Supplied material:
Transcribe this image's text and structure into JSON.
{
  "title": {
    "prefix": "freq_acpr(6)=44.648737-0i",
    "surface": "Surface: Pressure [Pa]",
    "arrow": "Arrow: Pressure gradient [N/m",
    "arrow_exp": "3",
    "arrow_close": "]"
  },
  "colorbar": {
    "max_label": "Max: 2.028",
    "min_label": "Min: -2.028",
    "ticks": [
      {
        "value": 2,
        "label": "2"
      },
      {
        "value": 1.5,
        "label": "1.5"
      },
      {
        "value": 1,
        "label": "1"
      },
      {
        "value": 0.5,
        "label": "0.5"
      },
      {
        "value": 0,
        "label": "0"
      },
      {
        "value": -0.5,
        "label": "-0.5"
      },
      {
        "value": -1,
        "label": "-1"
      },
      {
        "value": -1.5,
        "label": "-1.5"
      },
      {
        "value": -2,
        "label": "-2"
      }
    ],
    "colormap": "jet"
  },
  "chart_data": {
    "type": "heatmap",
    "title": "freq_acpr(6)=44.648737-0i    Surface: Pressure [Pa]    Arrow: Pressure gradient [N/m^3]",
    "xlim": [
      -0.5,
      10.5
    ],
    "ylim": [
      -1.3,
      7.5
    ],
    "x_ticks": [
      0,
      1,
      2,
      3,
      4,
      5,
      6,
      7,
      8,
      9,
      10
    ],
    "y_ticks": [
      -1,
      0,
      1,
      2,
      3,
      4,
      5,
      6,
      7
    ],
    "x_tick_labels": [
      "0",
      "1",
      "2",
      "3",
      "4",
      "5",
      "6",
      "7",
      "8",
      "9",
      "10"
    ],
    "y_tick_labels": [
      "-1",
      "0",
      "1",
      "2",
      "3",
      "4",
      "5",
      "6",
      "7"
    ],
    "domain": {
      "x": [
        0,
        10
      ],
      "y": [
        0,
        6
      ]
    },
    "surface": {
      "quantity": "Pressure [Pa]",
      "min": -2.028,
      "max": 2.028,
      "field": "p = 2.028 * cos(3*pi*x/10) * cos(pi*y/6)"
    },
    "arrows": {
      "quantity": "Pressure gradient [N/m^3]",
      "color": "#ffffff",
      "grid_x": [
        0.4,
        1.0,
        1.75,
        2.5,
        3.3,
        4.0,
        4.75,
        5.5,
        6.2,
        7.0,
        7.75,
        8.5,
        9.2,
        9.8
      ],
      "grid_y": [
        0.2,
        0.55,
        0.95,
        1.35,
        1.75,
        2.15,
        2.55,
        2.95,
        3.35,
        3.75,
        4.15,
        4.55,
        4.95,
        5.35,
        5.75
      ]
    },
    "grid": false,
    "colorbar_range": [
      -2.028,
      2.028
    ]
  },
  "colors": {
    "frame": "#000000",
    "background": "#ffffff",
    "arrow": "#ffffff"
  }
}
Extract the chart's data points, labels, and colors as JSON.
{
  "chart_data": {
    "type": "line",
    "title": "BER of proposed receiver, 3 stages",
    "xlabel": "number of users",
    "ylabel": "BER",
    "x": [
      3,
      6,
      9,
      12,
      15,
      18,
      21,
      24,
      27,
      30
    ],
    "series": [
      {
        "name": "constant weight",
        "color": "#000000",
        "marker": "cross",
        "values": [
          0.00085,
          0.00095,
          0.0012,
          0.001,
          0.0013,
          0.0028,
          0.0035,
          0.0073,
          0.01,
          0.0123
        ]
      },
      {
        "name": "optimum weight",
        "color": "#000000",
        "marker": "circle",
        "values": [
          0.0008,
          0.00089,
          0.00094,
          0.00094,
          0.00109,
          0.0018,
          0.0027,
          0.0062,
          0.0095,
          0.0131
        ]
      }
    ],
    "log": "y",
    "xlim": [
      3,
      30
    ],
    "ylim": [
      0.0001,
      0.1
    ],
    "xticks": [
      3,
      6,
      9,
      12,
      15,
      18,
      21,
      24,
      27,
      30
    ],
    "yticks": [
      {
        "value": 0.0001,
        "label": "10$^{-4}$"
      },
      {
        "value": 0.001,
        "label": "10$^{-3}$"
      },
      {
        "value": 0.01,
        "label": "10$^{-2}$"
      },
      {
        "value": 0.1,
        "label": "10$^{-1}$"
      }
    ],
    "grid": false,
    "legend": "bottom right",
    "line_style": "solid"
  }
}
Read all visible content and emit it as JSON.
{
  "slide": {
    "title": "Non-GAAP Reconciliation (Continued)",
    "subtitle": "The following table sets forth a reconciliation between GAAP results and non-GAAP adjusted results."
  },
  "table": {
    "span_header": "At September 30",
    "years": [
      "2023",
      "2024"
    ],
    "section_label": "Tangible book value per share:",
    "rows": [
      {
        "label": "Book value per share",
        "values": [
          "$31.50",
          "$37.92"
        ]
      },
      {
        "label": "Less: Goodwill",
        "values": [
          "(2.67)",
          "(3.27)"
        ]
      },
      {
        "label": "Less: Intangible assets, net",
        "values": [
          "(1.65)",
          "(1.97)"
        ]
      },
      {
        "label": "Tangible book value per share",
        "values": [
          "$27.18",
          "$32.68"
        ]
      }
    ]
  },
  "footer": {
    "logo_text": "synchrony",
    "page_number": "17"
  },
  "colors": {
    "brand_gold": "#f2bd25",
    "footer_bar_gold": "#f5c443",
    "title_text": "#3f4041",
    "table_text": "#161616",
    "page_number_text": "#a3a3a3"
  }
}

Work to do:
Copy every record exactly, with nothing added or dropped.

Solved exercise:
Transcribe this image's text and structure into JSON.
{
  "title": {
    "prefix": "freq_acpr(6)=44.648737-0i",
    "surface": "Surface: Pressure [Pa]",
    "arrow": "Arrow: Pressure gradient [N/m",
    "arrow_exp": "3",
    "arrow_close": "]"
  },
  "colorbar": {
    "max_label": "Max: 2.028",
    "min_label": "Min: -2.028",
    "ticks": [
      {
        "value": 2,
        "label": "2"
      },
      {
        "value": 1.5,
        "label": "1.5"
      },
      {
        "value": 1,
        "label": "1"
      },
      {
        "value": 0.5,
        "label": "0.5"
      },
      {
        "value": 0,
        "label": "0"
      },
      {
        "value": -0.5,
        "label": "-0.5"
      },
      {
        "value": -1,
        "label": "-1"
      },
      {
        "value": -1.5,
        "label": "-1.5"
      },
      {
        "value": -2,
        "label": "-2"
      }
    ],
    "colormap": "jet"
  },
  "chart_data": {
    "type": "heatmap",
    "title": "freq_acpr(6)=44.648737-0i    Surface: Pressure [Pa]    Arrow: Pressure gradient [N/m^3]",
    "xlim": [
      -0.5,
      10.5
    ],
    "ylim": [
      -1.3,
      7.5
    ],
    "x_ticks": [
      0,
      1,
      2,
      3,
      4,
      5,
      6,
      7,
      8,
      9,
      10
    ],
    "y_ticks": [
      -1,
      0,
      1,
      2,
      3,
      4,
      5,
      6,
      7
    ],
    "x_tick_labels": [
      "0",
      "1",
      "2",
      "3",
      "4",
      "5",
      "6",
      "7",
      "8",
      "9",
      "10"
    ],
    "y_tick_labels": [
      "-1",
      "0",
      "1",
      "2",
      "3",
      "4",
      "5",
      "6",
      "7"
    ],
    "domain": {
      "x": [
        0,
        10
      ],
      "y": [
        0,
        6
      ]
    },
    "surface": {
      "quantity": "Pressure [Pa]",
      "min": -2.028,
      "max": 2.028,
      "field": "p = 2.028 * cos(3*pi*x/10) * cos(pi*y/6)"
    },
    "arrows": {
      "quantity": "Pressure gradient [N/m^3]",
      "color": "#ffffff",
      "grid_x": [
        0.4,
        1.0,
        1.75,
        2.5,
        3.3,
        4.0,
        4.75,
        5.5,
        6.2,
        7.0,
        7.75,
        8.5,
        9.2,
        9.8
      ],
      "grid_y": [
        0.2,
        0.55,
        0.95,
        1.35,
        1.75,
        2.15,
        2.55,
        2.95,
        3.35,
        3.75,
        4.15,
        4.55,
        4.95,
        5.35,
        5.75
      ]
    },
    "grid": false,
    "colorbar_range": [
      -2.028,
      2.028
    ]
  },
  "colors": {
    "frame": "#000000",
    "background": "#ffffff",
    "arrow": "#ffffff"
  }
}
Extract the chart's data points, labels, and colors as JSON.
{
  "chart_data": {
    "type": "line",
    "title": "BER of proposed receiver, 3 stages",
    "xlabel": "number of users",
    "ylabel": "BER",
    "x": [
      3,
      6,
      9,
      12,
      15,
      18,
      21,
      24,
      27,
      30
    ],
    "series": [
      {
        "name": "constant weight",
        "color": "#000000",
        "marker": "cross",
        "values": [
          0.00085,
          0.00095,
          0.0012,
          0.001,
          0.0013,
          0.0028,
          0.0035,
          0.0073,
          0.01,
          0.0123
        ]
      },
      {
        "name": "optimum weight",
        "color": "#000000",
        "marker": "circle",
        "values": [
          0.0008,
          0.00089,
          0.00094,
          0.00094,
          0.00109,
          0.0018,
          0.0027,
          0.0062,
          0.0095,
          0.0131
        ]
      }
    ],
    "log": "y",
    "xlim": [
      3,
      30
    ],
    "ylim": [
      0.0001,
      0.1
    ],
    "xticks": [
      3,
      6,
      9,
      12,
      15,
      18,
      21,
      24,
      27,
      30
    ],
    "yticks": [
      {
        "value": 0.0001,
        "label": "10$^{-4}$"
      },
      {
        "value": 0.001,
        "label": "10$^{-3}$"
      },
      {
        "value": 0.01,
        "label": "10$^{-2}$"
      },
      {
        "value": 0.1,
        "label": "10$^{-1}$"
      }
    ],
    "grid": false,
    "legend": "bottom right",
    "line_style": "solid"
  }
}
Read all visible content and emit it as JSON.
{
  "slide": {
    "title": "Non-GAAP Reconciliation (Continued)",
    "subtitle": "The following table sets forth a reconciliation between GAAP results and non-GAAP adjusted results."
  },
  "table": {
    "span_header": "At September 30",
    "years": [
      "2023",
      "2024"
    ],
    "section_label": "Tangible book value per share:",
    "rows": [
      {
        "label": "Book value per share",
        "values": [
          "$31.50",
          "$37.92"
        ]
      },
      {
        "label": "Less: Goodwill",
        "values": [
          "(2.67)",
          "(3.27)"
        ]
      },
      {
        "label": "Less: Intangible assets, net",
        "values": [
          "(1.65)",
          "(1.97)"
        ]
      },
      {
        "label": "Tangible book value per share",
        "values": [
          "$27.18",
          "$32.68"
        ]
      }
    ]
  },
  "footer": {
    "logo_text": "synchrony",
    "page_number": "17"
  },
  "colors": {
    "brand_gold": "#f2bd25",
    "footer_bar_gold": "#f5c443",
    "title_text": "#3f4041",
    "table_text": "#161616",
    "page_number_text": "#a3a3a3"
  }
}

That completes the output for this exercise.